To do
Search the records for "label" and copy each line that holds it.
>> begin Given data
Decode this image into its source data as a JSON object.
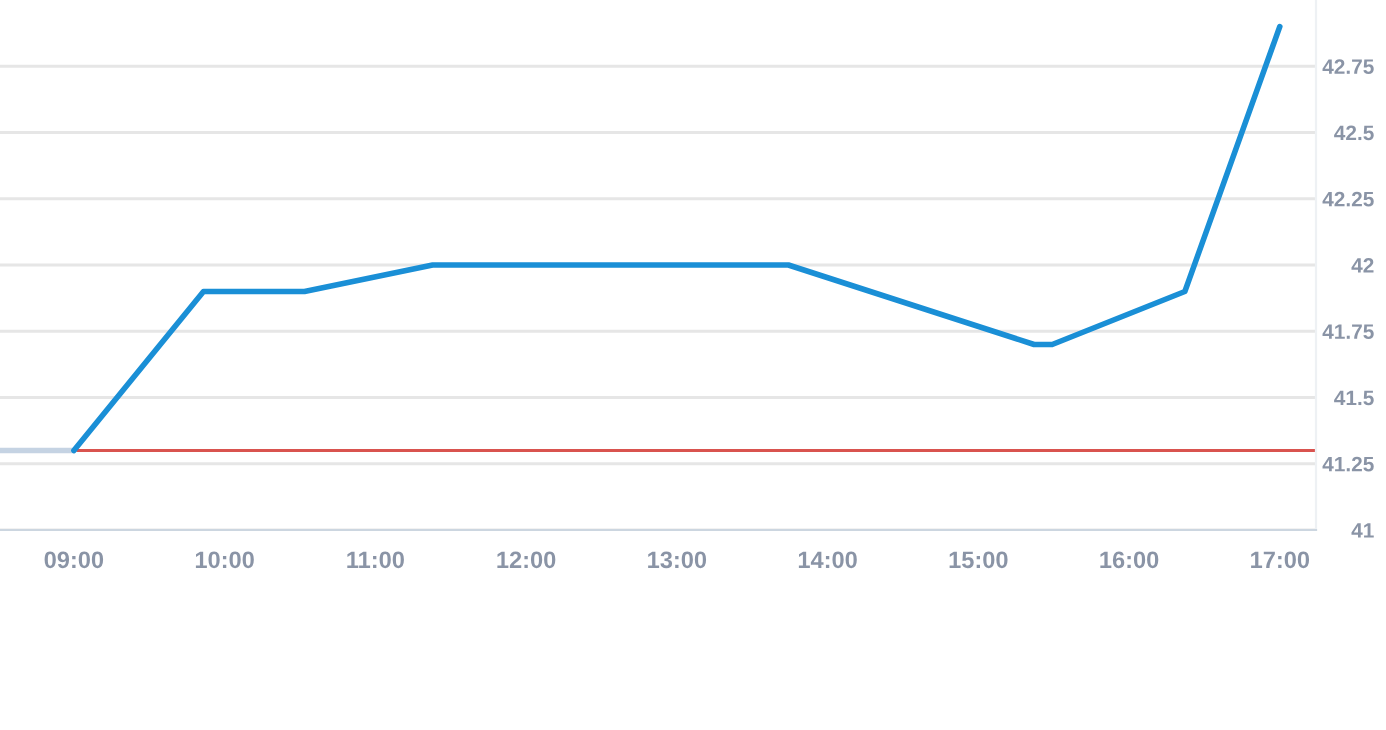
{
  "chart_data": {
    "type": "line",
    "series": [
      {
        "color": "#c5d3e3",
        "x": [
          8.51,
          9.0
        ],
        "values": [
          41.3,
          41.3
        ]
      },
      {
        "color": "#1a8fd6",
        "x": [
          9.0,
          9.86,
          10.53,
          11.38,
          13.74,
          15.37,
          15.49,
          16.37,
          17.0
        ],
        "values": [
          41.3,
          41.9,
          41.9,
          42.0,
          42.0,
          41.7,
          41.7,
          41.9,
          42.9
        ]
      }
    ],
    "xlim": [
      8.51,
      17.24
    ],
    "xticks": [
      {
        "value": 9,
        "label": "09:00"
      },
      {
        "value": 10,
        "label": "10:00"
      },
      {
        "value": 11,
        "label": "11:00"
      },
      {
        "value": 12,
        "label": "12:00"
      },
      {
        "value": 13,
        "label": "13:00"
      },
      {
        "value": 14,
        "label": "14:00"
      },
      {
        "value": 15,
        "label": "15:00"
      },
      {
        "value": 16,
        "label": "16:00"
      },
      {
        "value": 17,
        "label": "17:00"
      }
    ],
    "ylim": [
      41,
      43.0
    ],
    "yticks": [
      41,
      41.25,
      41.5,
      41.75,
      42,
      42.25,
      42.5,
      42.75
    ],
    "ref_lines": [
      {
        "axis": "y",
        "value": 41.3,
        "color": "#d9534f"
      }
    ],
    "grid": "y",
    "legend": false
  }
}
>> end Given data
Solution to this exercise
        "label": "09:00"
        "label": "10:00"
        "label": "11:00"
        "label": "12:00"
        "label": "13:00"
        "label": "14:00"
        "label": "15:00"
        "label": "16:00"
        "label": "17:00"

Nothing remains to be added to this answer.